Entries taken from a collection –
---
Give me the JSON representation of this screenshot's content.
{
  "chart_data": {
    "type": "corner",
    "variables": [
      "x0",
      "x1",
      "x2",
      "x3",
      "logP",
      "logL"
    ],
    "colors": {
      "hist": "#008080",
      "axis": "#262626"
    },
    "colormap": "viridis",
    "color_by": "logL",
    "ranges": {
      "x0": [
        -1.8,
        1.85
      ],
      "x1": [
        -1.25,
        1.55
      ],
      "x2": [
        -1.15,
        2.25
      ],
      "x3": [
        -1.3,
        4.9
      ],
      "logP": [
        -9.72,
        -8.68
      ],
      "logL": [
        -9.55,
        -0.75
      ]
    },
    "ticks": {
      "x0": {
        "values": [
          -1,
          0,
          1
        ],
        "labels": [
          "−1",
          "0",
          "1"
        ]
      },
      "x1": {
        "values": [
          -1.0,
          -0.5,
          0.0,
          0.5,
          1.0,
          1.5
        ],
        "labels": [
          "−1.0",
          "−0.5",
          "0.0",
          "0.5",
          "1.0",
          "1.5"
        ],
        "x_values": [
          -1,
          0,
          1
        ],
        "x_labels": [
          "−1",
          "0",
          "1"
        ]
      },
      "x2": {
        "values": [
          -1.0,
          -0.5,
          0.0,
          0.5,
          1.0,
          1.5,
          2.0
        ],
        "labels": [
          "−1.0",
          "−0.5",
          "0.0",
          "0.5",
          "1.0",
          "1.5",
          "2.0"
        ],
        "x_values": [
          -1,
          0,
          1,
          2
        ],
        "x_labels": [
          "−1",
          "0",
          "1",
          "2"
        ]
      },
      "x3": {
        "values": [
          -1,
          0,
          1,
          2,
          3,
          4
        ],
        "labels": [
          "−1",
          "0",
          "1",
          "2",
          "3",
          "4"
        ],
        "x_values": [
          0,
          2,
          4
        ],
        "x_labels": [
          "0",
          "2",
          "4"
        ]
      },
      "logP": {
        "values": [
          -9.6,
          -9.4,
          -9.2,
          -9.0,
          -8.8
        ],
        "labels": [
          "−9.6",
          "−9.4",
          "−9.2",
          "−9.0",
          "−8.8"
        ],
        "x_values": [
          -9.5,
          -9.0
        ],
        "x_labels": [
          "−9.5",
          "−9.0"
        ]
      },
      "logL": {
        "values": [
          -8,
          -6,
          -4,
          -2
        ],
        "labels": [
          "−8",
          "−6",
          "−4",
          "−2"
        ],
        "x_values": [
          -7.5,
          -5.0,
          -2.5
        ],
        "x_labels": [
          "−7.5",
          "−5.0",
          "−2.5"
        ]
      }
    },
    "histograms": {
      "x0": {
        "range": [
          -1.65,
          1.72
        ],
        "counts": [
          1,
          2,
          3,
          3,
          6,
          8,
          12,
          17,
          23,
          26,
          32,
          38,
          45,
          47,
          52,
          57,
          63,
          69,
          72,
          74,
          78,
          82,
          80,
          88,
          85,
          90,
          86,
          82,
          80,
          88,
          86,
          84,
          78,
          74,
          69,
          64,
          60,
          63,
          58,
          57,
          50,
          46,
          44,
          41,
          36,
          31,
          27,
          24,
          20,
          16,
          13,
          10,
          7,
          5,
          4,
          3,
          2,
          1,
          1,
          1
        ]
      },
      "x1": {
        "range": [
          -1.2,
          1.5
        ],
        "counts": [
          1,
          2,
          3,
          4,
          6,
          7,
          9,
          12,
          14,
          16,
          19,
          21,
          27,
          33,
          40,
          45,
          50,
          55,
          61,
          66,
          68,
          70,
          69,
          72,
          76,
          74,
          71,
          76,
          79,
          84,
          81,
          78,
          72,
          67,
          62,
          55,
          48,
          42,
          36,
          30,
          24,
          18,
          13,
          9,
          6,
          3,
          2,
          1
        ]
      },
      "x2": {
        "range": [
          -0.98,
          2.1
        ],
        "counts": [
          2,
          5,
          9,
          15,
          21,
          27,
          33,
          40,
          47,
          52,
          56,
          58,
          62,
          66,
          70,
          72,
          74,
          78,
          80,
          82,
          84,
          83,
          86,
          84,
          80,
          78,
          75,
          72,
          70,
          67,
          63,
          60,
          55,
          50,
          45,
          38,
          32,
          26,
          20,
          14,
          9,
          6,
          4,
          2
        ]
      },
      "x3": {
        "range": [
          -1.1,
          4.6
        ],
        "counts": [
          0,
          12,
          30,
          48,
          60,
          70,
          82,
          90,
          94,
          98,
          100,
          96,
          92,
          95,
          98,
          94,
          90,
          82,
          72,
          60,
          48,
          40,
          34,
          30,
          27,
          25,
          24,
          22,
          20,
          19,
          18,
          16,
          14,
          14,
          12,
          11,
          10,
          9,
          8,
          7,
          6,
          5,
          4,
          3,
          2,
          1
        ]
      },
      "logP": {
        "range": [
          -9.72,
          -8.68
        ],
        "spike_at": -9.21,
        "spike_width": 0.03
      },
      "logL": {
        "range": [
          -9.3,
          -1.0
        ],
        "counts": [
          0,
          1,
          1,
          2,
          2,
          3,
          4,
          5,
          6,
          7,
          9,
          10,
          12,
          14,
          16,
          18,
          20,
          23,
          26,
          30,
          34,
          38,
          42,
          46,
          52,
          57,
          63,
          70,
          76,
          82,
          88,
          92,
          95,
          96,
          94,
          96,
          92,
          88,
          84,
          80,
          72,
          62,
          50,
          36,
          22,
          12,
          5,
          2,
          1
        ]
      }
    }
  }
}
---
What is needed – Return every line of the material exactly.

Task answer –
Give me the JSON representation of this screenshot's content.
{
  "chart_data": {
    "type": "corner",
    "variables": [
      "x0",
      "x1",
      "x2",
      "x3",
      "logP",
      "logL"
    ],
    "colors": {
      "hist": "#008080",
      "axis": "#262626"
    },
    "colormap": "viridis",
    "color_by": "logL",
    "ranges": {
      "x0": [
        -1.8,
        1.85
      ],
      "x1": [
        -1.25,
        1.55
      ],
      "x2": [
        -1.15,
        2.25
      ],
      "x3": [
        -1.3,
        4.9
      ],
      "logP": [
        -9.72,
        -8.68
      ],
      "logL": [
        -9.55,
        -0.75
      ]
    },
    "ticks": {
      "x0": {
        "values": [
          -1,
          0,
          1
        ],
        "labels": [
          "−1",
          "0",
          "1"
        ]
      },
      "x1": {
        "values": [
          -1.0,
          -0.5,
          0.0,
          0.5,
          1.0,
          1.5
        ],
        "labels": [
          "−1.0",
          "−0.5",
          "0.0",
          "0.5",
          "1.0",
          "1.5"
        ],
        "x_values": [
          -1,
          0,
          1
        ],
        "x_labels": [
          "−1",
          "0",
          "1"
        ]
      },
      "x2": {
        "values": [
          -1.0,
          -0.5,
          0.0,
          0.5,
          1.0,
          1.5,
          2.0
        ],
        "labels": [
          "−1.0",
          "−0.5",
          "0.0",
          "0.5",
          "1.0",
          "1.5",
          "2.0"
        ],
        "x_values": [
          -1,
          0,
          1,
          2
        ],
        "x_labels": [
          "−1",
          "0",
          "1",
          "2"
        ]
      },
      "x3": {
        "values": [
          -1,
          0,
          1,
          2,
          3,
          4
        ],
        "labels": [
          "−1",
          "0",
          "1",
          "2",
          "3",
          "4"
        ],
        "x_values": [
          0,
          2,
          4
        ],
        "x_labels": [
          "0",
          "2",
          "4"
        ]
      },
      "logP": {
        "values": [
          -9.6,
          -9.4,
          -9.2,
          -9.0,
          -8.8
        ],
        "labels": [
          "−9.6",
          "−9.4",
          "−9.2",
          "−9.0",
          "−8.8"
        ],
        "x_values": [
          -9.5,
          -9.0
        ],
        "x_labels": [
          "−9.5",
          "−9.0"
        ]
      },
      "logL": {
        "values": [
          -8,
          -6,
          -4,
          -2
        ],
        "labels": [
          "−8",
          "−6",
          "−4",
          "−2"
        ],
        "x_values": [
          -7.5,
          -5.0,
          -2.5
        ],
        "x_labels": [
          "−7.5",
          "−5.0",
          "−2.5"
        ]
      }
    },
    "histograms": {
      "x0": {
        "range": [
          -1.65,
          1.72
        ],
        "counts": [
          1,
          2,
          3,
          3,
          6,
          8,
          12,
          17,
          23,
          26,
          32,
          38,
          45,
          47,
          52,
          57,
          63,
          69,
          72,
          74,
          78,
          82,
          80,
          88,
          85,
          90,
          86,
          82,
          80,
          88,
          86,
          84,
          78,
          74,
          69,
          64,
          60,
          63,
          58,
          57,
          50,
          46,
          44,
          41,
          36,
          31,
          27,
          24,
          20,
          16,
          13,
          10,
          7,
          5,
          4,
          3,
          2,
          1,
          1,
          1
        ]
      },
      "x1": {
        "range": [
          -1.2,
          1.5
        ],
        "counts": [
          1,
          2,
          3,
          4,
          6,
          7,
          9,
          12,
          14,
          16,
          19,
          21,
          27,
          33,
          40,
          45,
          50,
          55,
          61,
          66,
          68,
          70,
          69,
          72,
          76,
          74,
          71,
          76,
          79,
          84,
          81,
          78,
          72,
          67,
          62,
          55,
          48,
          42,
          36,
          30,
          24,
          18,
          13,
          9,
          6,
          3,
          2,
          1
        ]
      },
      "x2": {
        "range": [
          -0.98,
          2.1
        ],
        "counts": [
          2,
          5,
          9,
          15,
          21,
          27,
          33,
          40,
          47,
          52,
          56,
          58,
          62,
          66,
          70,
          72,
          74,
          78,
          80,
          82,
          84,
          83,
          86,
          84,
          80,
          78,
          75,
          72,
          70,
          67,
          63,
          60,
          55,
          50,
          45,
          38,
          32,
          26,
          20,
          14,
          9,
          6,
          4,
          2
        ]
      },
      "x3": {
        "range": [
          -1.1,
          4.6
        ],
        "counts": [
          0,
          12,
          30,
          48,
          60,
          70,
          82,
          90,
          94,
          98,
          100,
          96,
          92,
          95,
          98,
          94,
          90,
          82,
          72,
          60,
          48,
          40,
          34,
          30,
          27,
          25,
          24,
          22,
          20,
          19,
          18,
          16,
          14,
          14,
          12,
          11,
          10,
          9,
          8,
          7,
          6,
          5,
          4,
          3,
          2,
          1
        ]
      },
      "logP": {
        "range": [
          -9.72,
          -8.68
        ],
        "spike_at": -9.21,
        "spike_width": 0.03
      },
      "logL": {
        "range": [
          -9.3,
          -1.0
        ],
        "counts": [
          0,
          1,
          1,
          2,
          2,
          3,
          4,
          5,
          6,
          7,
          9,
          10,
          12,
          14,
          16,
          18,
          20,
          23,
          26,
          30,
          34,
          38,
          42,
          46,
          52,
          57,
          63,
          70,
          76,
          82,
          88,
          92,
          95,
          96,
          94,
          96,
          92,
          88,
          84,
          80,
          72,
          62,
          50,
          36,
          22,
          12,
          5,
          2,
          1
        ]
      }
    }
  }
}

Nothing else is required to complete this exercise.